### Activity
Could every line below be transcribed exactly, with the pictures dropped?

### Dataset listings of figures
════
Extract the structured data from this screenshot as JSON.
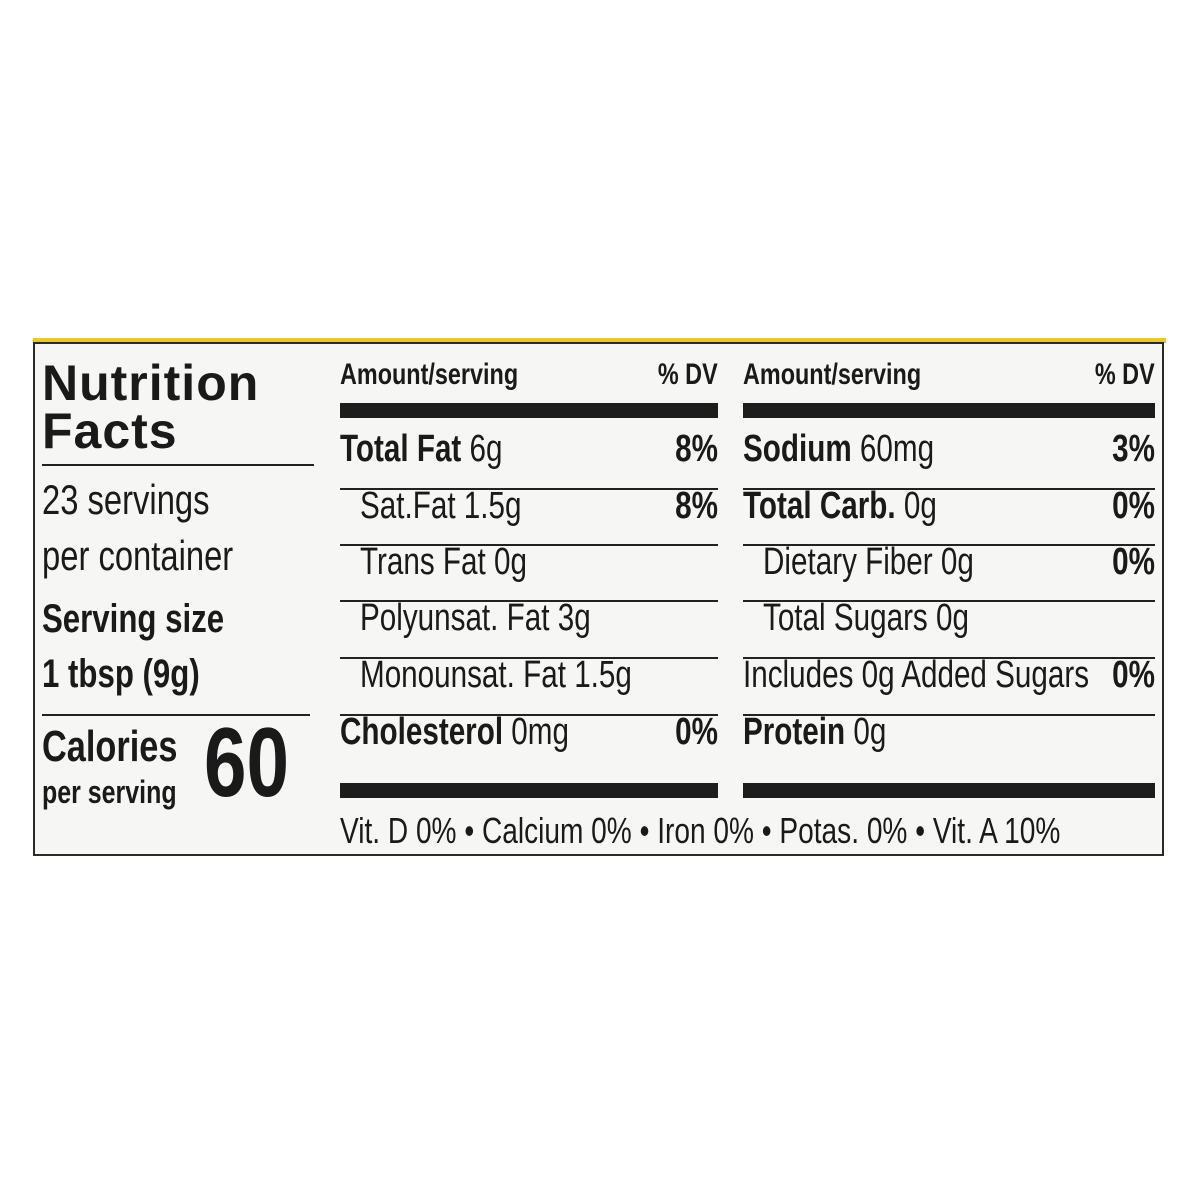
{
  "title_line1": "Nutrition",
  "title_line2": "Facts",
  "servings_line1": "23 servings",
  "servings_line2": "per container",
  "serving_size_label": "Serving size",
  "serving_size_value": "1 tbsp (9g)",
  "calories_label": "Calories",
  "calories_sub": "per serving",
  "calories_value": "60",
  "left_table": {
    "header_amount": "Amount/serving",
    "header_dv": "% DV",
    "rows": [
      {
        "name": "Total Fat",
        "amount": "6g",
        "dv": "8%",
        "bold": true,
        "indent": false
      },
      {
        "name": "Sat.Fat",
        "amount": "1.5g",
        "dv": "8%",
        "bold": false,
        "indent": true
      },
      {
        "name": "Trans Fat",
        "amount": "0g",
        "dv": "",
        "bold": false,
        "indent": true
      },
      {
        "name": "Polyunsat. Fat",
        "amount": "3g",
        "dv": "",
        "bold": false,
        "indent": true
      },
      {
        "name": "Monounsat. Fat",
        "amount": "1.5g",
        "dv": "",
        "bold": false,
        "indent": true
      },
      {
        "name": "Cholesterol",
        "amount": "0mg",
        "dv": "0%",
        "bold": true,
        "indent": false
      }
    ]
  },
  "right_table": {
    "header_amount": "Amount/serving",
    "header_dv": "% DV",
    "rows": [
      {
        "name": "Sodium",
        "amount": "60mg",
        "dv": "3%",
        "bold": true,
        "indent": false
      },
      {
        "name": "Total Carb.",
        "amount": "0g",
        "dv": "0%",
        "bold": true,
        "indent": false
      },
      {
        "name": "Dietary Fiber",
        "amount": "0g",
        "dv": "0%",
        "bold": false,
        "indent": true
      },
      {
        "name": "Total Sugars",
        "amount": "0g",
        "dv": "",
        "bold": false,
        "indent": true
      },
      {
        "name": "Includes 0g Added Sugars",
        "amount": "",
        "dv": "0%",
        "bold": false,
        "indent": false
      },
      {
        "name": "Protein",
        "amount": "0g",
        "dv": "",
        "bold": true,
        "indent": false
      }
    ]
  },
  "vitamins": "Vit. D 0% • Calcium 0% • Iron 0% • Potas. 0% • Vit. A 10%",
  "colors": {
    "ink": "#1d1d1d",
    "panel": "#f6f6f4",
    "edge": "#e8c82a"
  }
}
════
### Written reply
Extract the structured data from this screenshot as JSON.
{
  "title_line1": "Nutrition",
  "title_line2": "Facts",
  "servings_line1": "23 servings",
  "servings_line2": "per container",
  "serving_size_label": "Serving size",
  "serving_size_value": "1 tbsp (9g)",
  "calories_label": "Calories",
  "calories_sub": "per serving",
  "calories_value": "60",
  "left_table": {
    "header_amount": "Amount/serving",
    "header_dv": "% DV",
    "rows": [
      {
        "name": "Total Fat",
        "amount": "6g",
        "dv": "8%",
        "bold": true,
        "indent": false
      },
      {
        "name": "Sat.Fat",
        "amount": "1.5g",
        "dv": "8%",
        "bold": false,
        "indent": true
      },
      {
        "name": "Trans Fat",
        "amount": "0g",
        "dv": "",
        "bold": false,
        "indent": true
      },
      {
        "name": "Polyunsat. Fat",
        "amount": "3g",
        "dv": "",
        "bold": false,
        "indent": true
      },
      {
        "name": "Monounsat. Fat",
        "amount": "1.5g",
        "dv": "",
        "bold": false,
        "indent": true
      },
      {
        "name": "Cholesterol",
        "amount": "0mg",
        "dv": "0%",
        "bold": true,
        "indent": false
      }
    ]
  },
  "right_table": {
    "header_amount": "Amount/serving",
    "header_dv": "% DV",
    "rows": [
      {
        "name": "Sodium",
        "amount": "60mg",
        "dv": "3%",
        "bold": true,
        "indent": false
      },
      {
        "name": "Total Carb.",
        "amount": "0g",
        "dv": "0%",
        "bold": true,
        "indent": false
      },
      {
        "name": "Dietary Fiber",
        "amount": "0g",
        "dv": "0%",
        "bold": false,
        "indent": true
      },
      {
        "name": "Total Sugars",
        "amount": "0g",
        "dv": "",
        "bold": false,
        "indent": true
      },
      {
        "name": "Includes 0g Added Sugars",
        "amount": "",
        "dv": "0%",
        "bold": false,
        "indent": false
      },
      {
        "name": "Protein",
        "amount": "0g",
        "dv": "",
        "bold": true,
        "indent": false
      }
    ]
  },
  "vitamins": "Vit. D 0% • Calcium 0% • Iron 0% • Potas. 0% • Vit. A 10%",
  "colors": {
    "ink": "#1d1d1d",
    "panel": "#f6f6f4",
    "edge": "#e8c82a"
  }
}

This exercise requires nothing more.